# Aim:
Read the records and write them out again exactly.

## begin Data listing

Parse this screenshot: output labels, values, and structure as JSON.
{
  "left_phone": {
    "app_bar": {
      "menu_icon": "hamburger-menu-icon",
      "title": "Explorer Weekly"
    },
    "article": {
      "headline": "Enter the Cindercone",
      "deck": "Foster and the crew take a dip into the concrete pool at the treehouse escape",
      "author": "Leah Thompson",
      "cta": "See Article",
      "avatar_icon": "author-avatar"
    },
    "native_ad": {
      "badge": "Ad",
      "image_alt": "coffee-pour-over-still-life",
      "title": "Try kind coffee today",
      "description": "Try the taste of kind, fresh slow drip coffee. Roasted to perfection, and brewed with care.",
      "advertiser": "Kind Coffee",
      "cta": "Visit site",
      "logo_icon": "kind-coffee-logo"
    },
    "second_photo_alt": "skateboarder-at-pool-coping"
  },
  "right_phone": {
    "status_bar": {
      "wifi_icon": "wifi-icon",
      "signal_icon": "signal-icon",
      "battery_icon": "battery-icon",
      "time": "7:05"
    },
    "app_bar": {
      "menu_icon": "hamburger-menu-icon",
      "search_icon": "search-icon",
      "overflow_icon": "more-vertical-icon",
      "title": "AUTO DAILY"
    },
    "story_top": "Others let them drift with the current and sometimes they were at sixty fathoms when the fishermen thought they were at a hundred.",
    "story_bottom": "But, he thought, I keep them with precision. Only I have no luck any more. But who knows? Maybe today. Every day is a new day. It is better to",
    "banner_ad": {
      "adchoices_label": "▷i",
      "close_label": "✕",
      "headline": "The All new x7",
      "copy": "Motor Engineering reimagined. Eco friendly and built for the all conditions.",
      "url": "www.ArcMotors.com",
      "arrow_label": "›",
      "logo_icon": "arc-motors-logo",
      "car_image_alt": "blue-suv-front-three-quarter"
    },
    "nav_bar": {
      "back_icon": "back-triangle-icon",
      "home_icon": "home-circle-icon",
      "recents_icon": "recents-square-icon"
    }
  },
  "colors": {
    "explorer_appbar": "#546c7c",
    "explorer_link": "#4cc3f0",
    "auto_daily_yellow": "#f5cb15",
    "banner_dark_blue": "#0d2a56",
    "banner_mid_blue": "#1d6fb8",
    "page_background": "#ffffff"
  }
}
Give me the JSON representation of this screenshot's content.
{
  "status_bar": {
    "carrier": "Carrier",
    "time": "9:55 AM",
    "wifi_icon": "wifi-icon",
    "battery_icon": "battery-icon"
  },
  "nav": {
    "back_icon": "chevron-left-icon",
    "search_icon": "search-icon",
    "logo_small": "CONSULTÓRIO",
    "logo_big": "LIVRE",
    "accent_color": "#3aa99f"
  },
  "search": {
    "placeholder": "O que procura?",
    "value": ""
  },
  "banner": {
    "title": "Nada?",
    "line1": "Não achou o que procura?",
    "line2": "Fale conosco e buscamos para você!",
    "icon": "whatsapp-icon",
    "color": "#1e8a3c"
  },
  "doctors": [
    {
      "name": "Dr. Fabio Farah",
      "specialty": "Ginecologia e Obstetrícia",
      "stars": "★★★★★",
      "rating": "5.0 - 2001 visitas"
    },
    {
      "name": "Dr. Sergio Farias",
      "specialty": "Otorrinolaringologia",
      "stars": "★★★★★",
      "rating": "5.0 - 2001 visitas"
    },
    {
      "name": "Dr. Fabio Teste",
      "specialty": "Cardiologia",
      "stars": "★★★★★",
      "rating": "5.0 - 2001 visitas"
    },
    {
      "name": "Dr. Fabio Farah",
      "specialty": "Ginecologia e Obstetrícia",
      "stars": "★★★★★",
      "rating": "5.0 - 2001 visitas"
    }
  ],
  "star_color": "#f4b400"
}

## end Data listing

# Output for this exercise:
Parse this screenshot: output labels, values, and structure as JSON.
{
  "left_phone": {
    "app_bar": {
      "menu_icon": "hamburger-menu-icon",
      "title": "Explorer Weekly"
    },
    "article": {
      "headline": "Enter the Cindercone",
      "deck": "Foster and the crew take a dip into the concrete pool at the treehouse escape",
      "author": "Leah Thompson",
      "cta": "See Article",
      "avatar_icon": "author-avatar"
    },
    "native_ad": {
      "badge": "Ad",
      "image_alt": "coffee-pour-over-still-life",
      "title": "Try kind coffee today",
      "description": "Try the taste of kind, fresh slow drip coffee. Roasted to perfection, and brewed with care.",
      "advertiser": "Kind Coffee",
      "cta": "Visit site",
      "logo_icon": "kind-coffee-logo"
    },
    "second_photo_alt": "skateboarder-at-pool-coping"
  },
  "right_phone": {
    "status_bar": {
      "wifi_icon": "wifi-icon",
      "signal_icon": "signal-icon",
      "battery_icon": "battery-icon",
      "time": "7:05"
    },
    "app_bar": {
      "menu_icon": "hamburger-menu-icon",
      "search_icon": "search-icon",
      "overflow_icon": "more-vertical-icon",
      "title": "AUTO DAILY"
    },
    "story_top": "Others let them drift with the current and sometimes they were at sixty fathoms when the fishermen thought they were at a hundred.",
    "story_bottom": "But, he thought, I keep them with precision. Only I have no luck any more. But who knows? Maybe today. Every day is a new day. It is better to",
    "banner_ad": {
      "adchoices_label": "▷i",
      "close_label": "✕",
      "headline": "The All new x7",
      "copy": "Motor Engineering reimagined. Eco friendly and built for the all conditions.",
      "url": "www.ArcMotors.com",
      "arrow_label": "›",
      "logo_icon": "arc-motors-logo",
      "car_image_alt": "blue-suv-front-three-quarter"
    },
    "nav_bar": {
      "back_icon": "back-triangle-icon",
      "home_icon": "home-circle-icon",
      "recents_icon": "recents-square-icon"
    }
  },
  "colors": {
    "explorer_appbar": "#546c7c",
    "explorer_link": "#4cc3f0",
    "auto_daily_yellow": "#f5cb15",
    "banner_dark_blue": "#0d2a56",
    "banner_mid_blue": "#1d6fb8",
    "page_background": "#ffffff"
  }
}
Give me the JSON representation of this screenshot's content.
{
  "status_bar": {
    "carrier": "Carrier",
    "time": "9:55 AM",
    "wifi_icon": "wifi-icon",
    "battery_icon": "battery-icon"
  },
  "nav": {
    "back_icon": "chevron-left-icon",
    "search_icon": "search-icon",
    "logo_small": "CONSULTÓRIO",
    "logo_big": "LIVRE",
    "accent_color": "#3aa99f"
  },
  "search": {
    "placeholder": "O que procura?",
    "value": ""
  },
  "banner": {
    "title": "Nada?",
    "line1": "Não achou o que procura?",
    "line2": "Fale conosco e buscamos para você!",
    "icon": "whatsapp-icon",
    "color": "#1e8a3c"
  },
  "doctors": [
    {
      "name": "Dr. Fabio Farah",
      "specialty": "Ginecologia e Obstetrícia",
      "stars": "★★★★★",
      "rating": "5.0 - 2001 visitas"
    },
    {
      "name": "Dr. Sergio Farias",
      "specialty": "Otorrinolaringologia",
      "stars": "★★★★★",
      "rating": "5.0 - 2001 visitas"
    },
    {
      "name": "Dr. Fabio Teste",
      "specialty": "Cardiologia",
      "stars": "★★★★★",
      "rating": "5.0 - 2001 visitas"
    },
    {
      "name": "Dr. Fabio Farah",
      "specialty": "Ginecologia e Obstetrícia",
      "stars": "★★★★★",
      "rating": "5.0 - 2001 visitas"
    }
  ],
  "star_color": "#f4b400"
}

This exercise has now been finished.